* **Exercise**: What follows is a set of entries. Repeat them exactly, but not their pictures.

(Dataset items)

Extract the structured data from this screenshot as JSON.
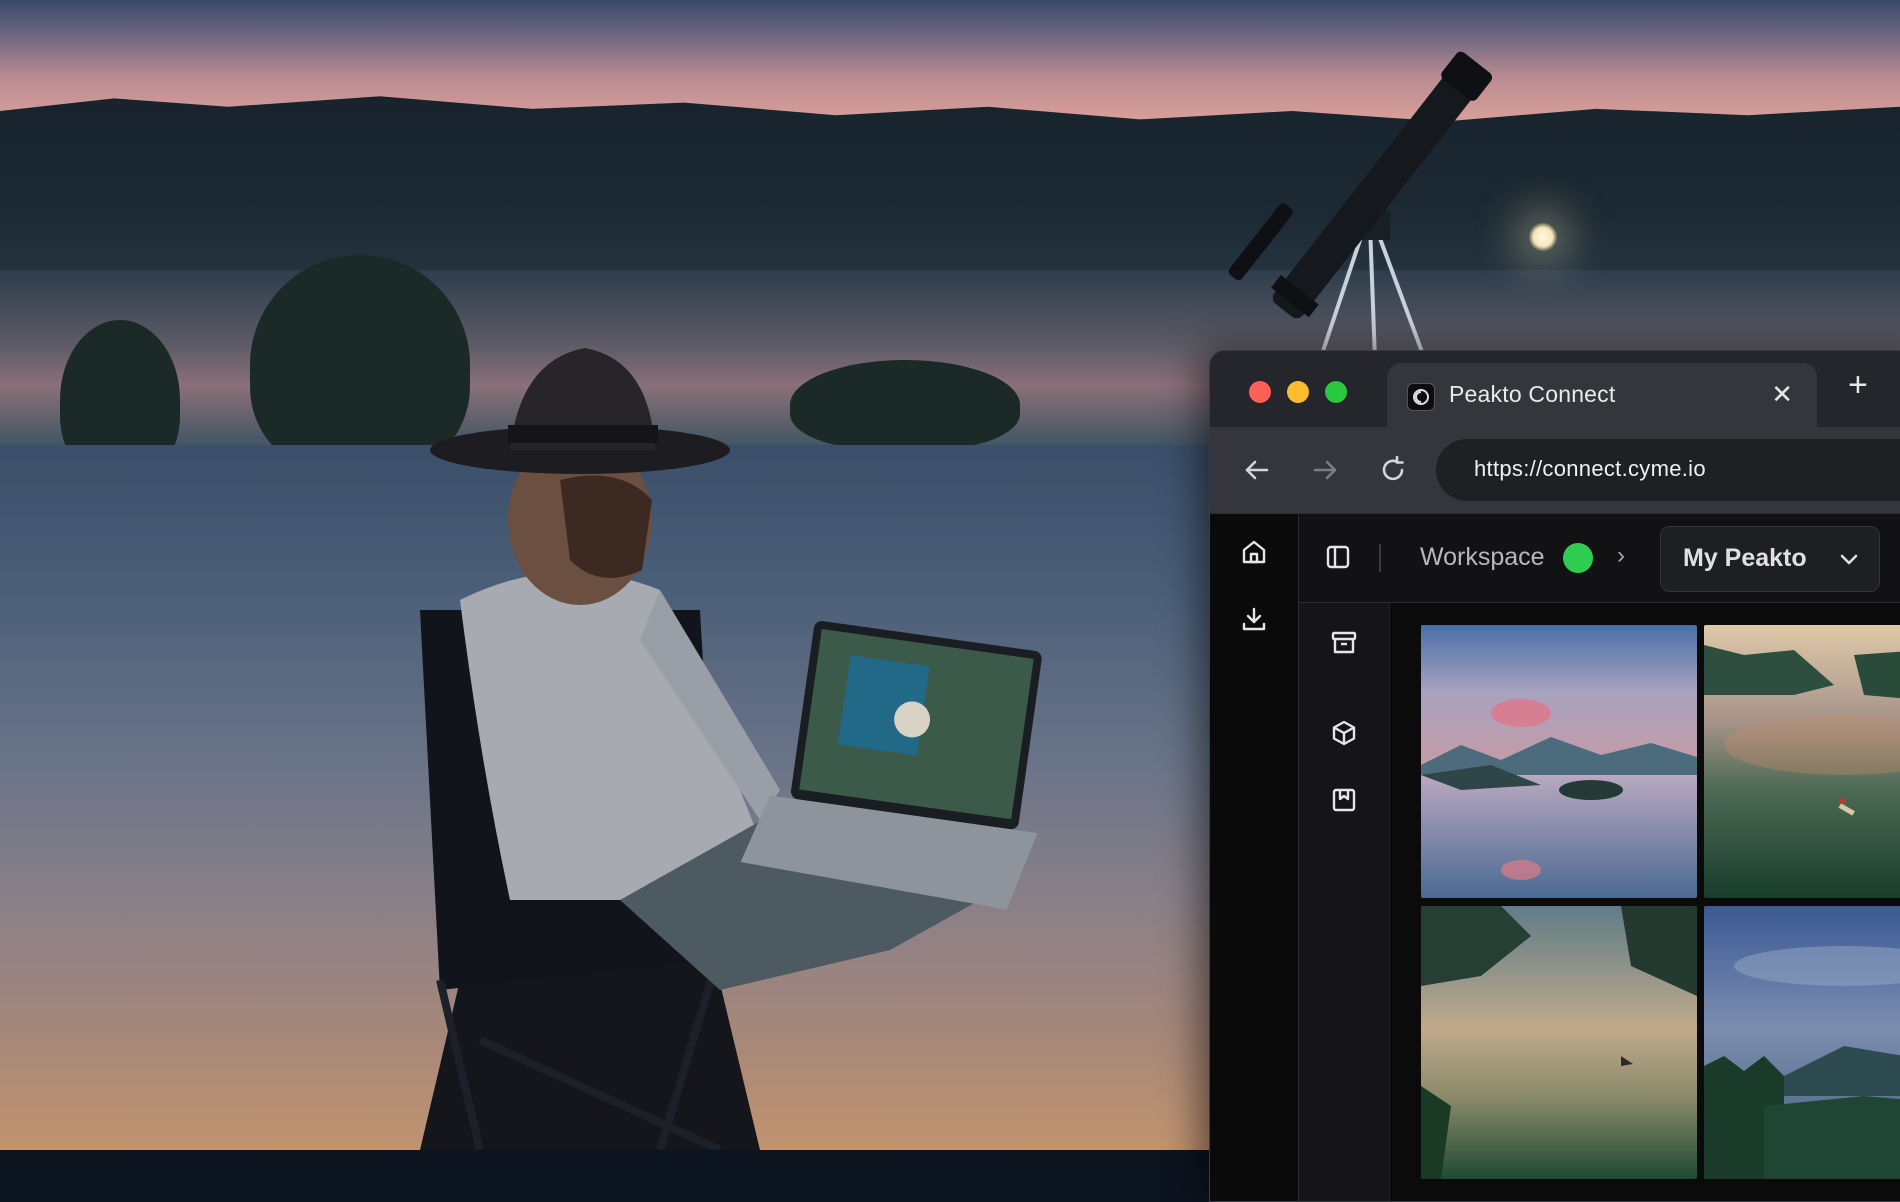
{
  "browser": {
    "tab": {
      "title": "Peakto Connect",
      "favicon_icon": "peakto-logo-icon",
      "close_icon": "close-icon"
    },
    "new_tab_icon": "plus-icon",
    "nav": {
      "back_icon": "arrow-left-icon",
      "forward_icon": "arrow-right-icon",
      "reload_icon": "reload-icon"
    },
    "url": "https://connect.cyme.io",
    "traffic_colors": {
      "close": "#fe5f57",
      "minimize": "#febc2e",
      "maximize": "#28c840"
    }
  },
  "app": {
    "rail": [
      {
        "icon": "home-icon"
      },
      {
        "icon": "download-icon"
      }
    ],
    "topbar": {
      "sidebar_toggle_icon": "sidebar-toggle-icon",
      "workspace_label": "Workspace",
      "workspace_status_color": "#2ecc4f",
      "crumb_chevron": "›",
      "dropdown_label": "My Peakto",
      "dropdown_icon": "chevron-down-icon"
    },
    "subrail": [
      {
        "icon": "archive-icon"
      },
      {
        "icon": "cube-icon"
      },
      {
        "icon": "bookmark-icon"
      }
    ],
    "thumbnails": [
      {
        "name": "misty-lake-island"
      },
      {
        "name": "canoe-on-lake"
      },
      {
        "name": "calm-lake-sunset"
      },
      {
        "name": "forest-valley-sky"
      }
    ]
  }
}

* **The completed task**:
Extract the structured data from this screenshot as JSON.
{
  "browser": {
    "tab": {
      "title": "Peakto Connect",
      "favicon_icon": "peakto-logo-icon",
      "close_icon": "close-icon"
    },
    "new_tab_icon": "plus-icon",
    "nav": {
      "back_icon": "arrow-left-icon",
      "forward_icon": "arrow-right-icon",
      "reload_icon": "reload-icon"
    },
    "url": "https://connect.cyme.io",
    "traffic_colors": {
      "close": "#fe5f57",
      "minimize": "#febc2e",
      "maximize": "#28c840"
    }
  },
  "app": {
    "rail": [
      {
        "icon": "home-icon"
      },
      {
        "icon": "download-icon"
      }
    ],
    "topbar": {
      "sidebar_toggle_icon": "sidebar-toggle-icon",
      "workspace_label": "Workspace",
      "workspace_status_color": "#2ecc4f",
      "crumb_chevron": "›",
      "dropdown_label": "My Peakto",
      "dropdown_icon": "chevron-down-icon"
    },
    "subrail": [
      {
        "icon": "archive-icon"
      },
      {
        "icon": "cube-icon"
      },
      {
        "icon": "bookmark-icon"
      }
    ],
    "thumbnails": [
      {
        "name": "misty-lake-island"
      },
      {
        "name": "canoe-on-lake"
      },
      {
        "name": "calm-lake-sunset"
      },
      {
        "name": "forest-valley-sky"
      }
    ]
  }
}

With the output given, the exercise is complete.